What you have to do> Quote every line of the data below as it stands, omitting pictures.
----- Exercise material
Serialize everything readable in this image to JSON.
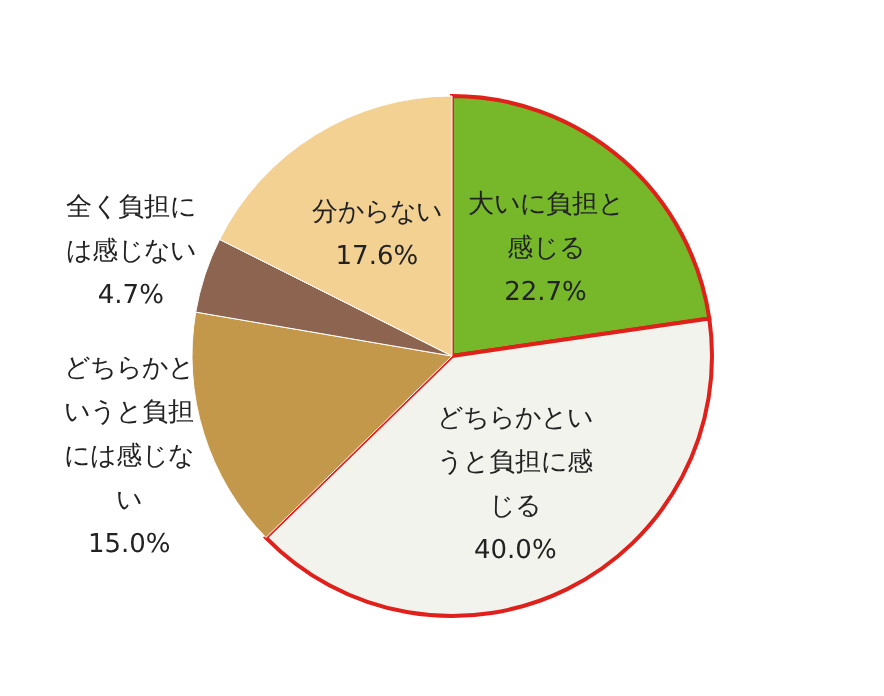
{
  "chart_data": {
    "type": "pie",
    "categories": [
      "大いに負担と感じる",
      "どちらかというと負担に感じる",
      "どちらかというと負担には感じない",
      "全く負担には感じない",
      "分からない"
    ],
    "values": [
      22.7,
      40.0,
      15.0,
      4.7,
      17.6
    ],
    "value_labels": [
      "22.7%",
      "40.0%",
      "15.0%",
      "4.7%",
      "17.6%"
    ],
    "colors": [
      "#76b82a",
      "#f3f3ee",
      "#c4984a",
      "#8c6450",
      "#f2d193"
    ],
    "legend": false
  }
}
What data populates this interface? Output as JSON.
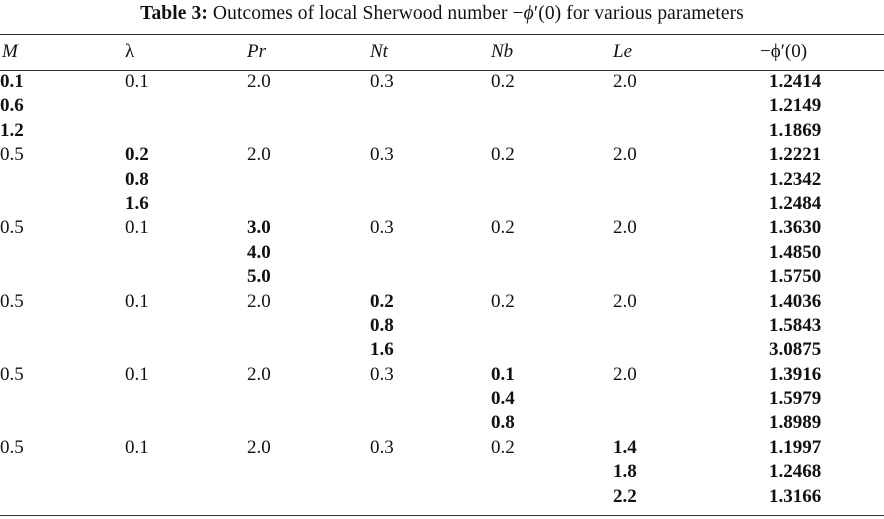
{
  "caption": {
    "label": "Table 3:",
    "text_prefix": "Outcomes of local Sherwood number −",
    "phi": "ϕ",
    "text_suffix": "′(0) for various parameters"
  },
  "table": {
    "headers": [
      "M",
      "λ",
      "Pr",
      "Nt",
      "Nb",
      "Le",
      "−ϕ′(0)"
    ],
    "rows": [
      {
        "cells": [
          "0.1",
          "0.1",
          "2.0",
          "0.3",
          "0.2",
          "2.0",
          "1.2414"
        ],
        "bold": [
          true,
          false,
          false,
          false,
          false,
          false,
          true
        ]
      },
      {
        "cells": [
          "0.6",
          "",
          "",
          "",
          "",
          "",
          "1.2149"
        ],
        "bold": [
          true,
          false,
          false,
          false,
          false,
          false,
          true
        ]
      },
      {
        "cells": [
          "1.2",
          "",
          "",
          "",
          "",
          "",
          "1.1869"
        ],
        "bold": [
          true,
          false,
          false,
          false,
          false,
          false,
          true
        ]
      },
      {
        "cells": [
          "0.5",
          "0.2",
          "2.0",
          "0.3",
          "0.2",
          "2.0",
          "1.2221"
        ],
        "bold": [
          false,
          true,
          false,
          false,
          false,
          false,
          true
        ]
      },
      {
        "cells": [
          "",
          "0.8",
          "",
          "",
          "",
          "",
          "1.2342"
        ],
        "bold": [
          false,
          true,
          false,
          false,
          false,
          false,
          true
        ]
      },
      {
        "cells": [
          "",
          "1.6",
          "",
          "",
          "",
          "",
          "1.2484"
        ],
        "bold": [
          false,
          true,
          false,
          false,
          false,
          false,
          true
        ]
      },
      {
        "cells": [
          "0.5",
          "0.1",
          "3.0",
          "0.3",
          "0.2",
          "2.0",
          "1.3630"
        ],
        "bold": [
          false,
          false,
          true,
          false,
          false,
          false,
          true
        ]
      },
      {
        "cells": [
          "",
          "",
          "4.0",
          "",
          "",
          "",
          "1.4850"
        ],
        "bold": [
          false,
          false,
          true,
          false,
          false,
          false,
          true
        ]
      },
      {
        "cells": [
          "",
          "",
          "5.0",
          "",
          "",
          "",
          "1.5750"
        ],
        "bold": [
          false,
          false,
          true,
          false,
          false,
          false,
          true
        ]
      },
      {
        "cells": [
          "0.5",
          "0.1",
          "2.0",
          "0.2",
          "0.2",
          "2.0",
          "1.4036"
        ],
        "bold": [
          false,
          false,
          false,
          true,
          false,
          false,
          true
        ]
      },
      {
        "cells": [
          "",
          "",
          "",
          "0.8",
          "",
          "",
          "1.5843"
        ],
        "bold": [
          false,
          false,
          false,
          true,
          false,
          false,
          true
        ]
      },
      {
        "cells": [
          "",
          "",
          "",
          "1.6",
          "",
          "",
          "3.0875"
        ],
        "bold": [
          false,
          false,
          false,
          true,
          false,
          false,
          true
        ]
      },
      {
        "cells": [
          "0.5",
          "0.1",
          "2.0",
          "0.3",
          "0.1",
          "2.0",
          "1.3916"
        ],
        "bold": [
          false,
          false,
          false,
          false,
          true,
          false,
          true
        ]
      },
      {
        "cells": [
          "",
          "",
          "",
          "",
          "0.4",
          "",
          "1.5979"
        ],
        "bold": [
          false,
          false,
          false,
          false,
          true,
          false,
          true
        ]
      },
      {
        "cells": [
          "",
          "",
          "",
          "",
          "0.8",
          "",
          "1.8989"
        ],
        "bold": [
          false,
          false,
          false,
          false,
          true,
          false,
          true
        ]
      },
      {
        "cells": [
          "0.5",
          "0.1",
          "2.0",
          "0.3",
          "0.2",
          "1.4",
          "1.1997"
        ],
        "bold": [
          false,
          false,
          false,
          false,
          false,
          true,
          true
        ]
      },
      {
        "cells": [
          "",
          "",
          "",
          "",
          "",
          "1.8",
          "1.2468"
        ],
        "bold": [
          false,
          false,
          false,
          false,
          false,
          true,
          true
        ]
      },
      {
        "cells": [
          "",
          "",
          "",
          "",
          "",
          "2.2",
          "1.3166"
        ],
        "bold": [
          false,
          false,
          false,
          false,
          false,
          true,
          true
        ]
      }
    ]
  }
}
----------
Completed task>
Serialize everything readable in this image to JSON.
{
  "chart_data": {
    "type": "pie",
    "categories": [
      "大いに負担と感じる",
      "どちらかというと負担に感じる",
      "どちらかというと負担には感じない",
      "全く負担には感じない",
      "分からない"
    ],
    "values": [
      22.7,
      40.0,
      15.0,
      4.7,
      17.6
    ],
    "value_labels": [
      "22.7%",
      "40.0%",
      "15.0%",
      "4.7%",
      "17.6%"
    ],
    "colors": [
      "#76b82a",
      "#f3f3ee",
      "#c4984a",
      "#8c6450",
      "#f2d193"
    ],
    "legend": false
  }
}
What data populates this interface? Output as JSON.
{
  "caption": {
    "label": "Table 3:",
    "text_prefix": "Outcomes of local Sherwood number −",
    "phi": "ϕ",
    "text_suffix": "′(0) for various parameters"
  },
  "table": {
    "headers": [
      "M",
      "λ",
      "Pr",
      "Nt",
      "Nb",
      "Le",
      "−ϕ′(0)"
    ],
    "rows": [
      {
        "cells": [
          "0.1",
          "0.1",
          "2.0",
          "0.3",
          "0.2",
          "2.0",
          "1.2414"
        ],
        "bold": [
          true,
          false,
          false,
          false,
          false,
          false,
          true
        ]
      },
      {
        "cells": [
          "0.6",
          "",
          "",
          "",
          "",
          "",
          "1.2149"
        ],
        "bold": [
          true,
          false,
          false,
          false,
          false,
          false,
          true
        ]
      },
      {
        "cells": [
          "1.2",
          "",
          "",
          "",
          "",
          "",
          "1.1869"
        ],
        "bold": [
          true,
          false,
          false,
          false,
          false,
          false,
          true
        ]
      },
      {
        "cells": [
          "0.5",
          "0.2",
          "2.0",
          "0.3",
          "0.2",
          "2.0",
          "1.2221"
        ],
        "bold": [
          false,
          true,
          false,
          false,
          false,
          false,
          true
        ]
      },
      {
        "cells": [
          "",
          "0.8",
          "",
          "",
          "",
          "",
          "1.2342"
        ],
        "bold": [
          false,
          true,
          false,
          false,
          false,
          false,
          true
        ]
      },
      {
        "cells": [
          "",
          "1.6",
          "",
          "",
          "",
          "",
          "1.2484"
        ],
        "bold": [
          false,
          true,
          false,
          false,
          false,
          false,
          true
        ]
      },
      {
        "cells": [
          "0.5",
          "0.1",
          "3.0",
          "0.3",
          "0.2",
          "2.0",
          "1.3630"
        ],
        "bold": [
          false,
          false,
          true,
          false,
          false,
          false,
          true
        ]
      },
      {
        "cells": [
          "",
          "",
          "4.0",
          "",
          "",
          "",
          "1.4850"
        ],
        "bold": [
          false,
          false,
          true,
          false,
          false,
          false,
          true
        ]
      },
      {
        "cells": [
          "",
          "",
          "5.0",
          "",
          "",
          "",
          "1.5750"
        ],
        "bold": [
          false,
          false,
          true,
          false,
          false,
          false,
          true
        ]
      },
      {
        "cells": [
          "0.5",
          "0.1",
          "2.0",
          "0.2",
          "0.2",
          "2.0",
          "1.4036"
        ],
        "bold": [
          false,
          false,
          false,
          true,
          false,
          false,
          true
        ]
      },
      {
        "cells": [
          "",
          "",
          "",
          "0.8",
          "",
          "",
          "1.5843"
        ],
        "bold": [
          false,
          false,
          false,
          true,
          false,
          false,
          true
        ]
      },
      {
        "cells": [
          "",
          "",
          "",
          "1.6",
          "",
          "",
          "3.0875"
        ],
        "bold": [
          false,
          false,
          false,
          true,
          false,
          false,
          true
        ]
      },
      {
        "cells": [
          "0.5",
          "0.1",
          "2.0",
          "0.3",
          "0.1",
          "2.0",
          "1.3916"
        ],
        "bold": [
          false,
          false,
          false,
          false,
          true,
          false,
          true
        ]
      },
      {
        "cells": [
          "",
          "",
          "",
          "",
          "0.4",
          "",
          "1.5979"
        ],
        "bold": [
          false,
          false,
          false,
          false,
          true,
          false,
          true
        ]
      },
      {
        "cells": [
          "",
          "",
          "",
          "",
          "0.8",
          "",
          "1.8989"
        ],
        "bold": [
          false,
          false,
          false,
          false,
          true,
          false,
          true
        ]
      },
      {
        "cells": [
          "0.5",
          "0.1",
          "2.0",
          "0.3",
          "0.2",
          "1.4",
          "1.1997"
        ],
        "bold": [
          false,
          false,
          false,
          false,
          false,
          true,
          true
        ]
      },
      {
        "cells": [
          "",
          "",
          "",
          "",
          "",
          "1.8",
          "1.2468"
        ],
        "bold": [
          false,
          false,
          false,
          false,
          false,
          true,
          true
        ]
      },
      {
        "cells": [
          "",
          "",
          "",
          "",
          "",
          "2.2",
          "1.3166"
        ],
        "bold": [
          false,
          false,
          false,
          false,
          false,
          true,
          true
        ]
      }
    ]
  }
}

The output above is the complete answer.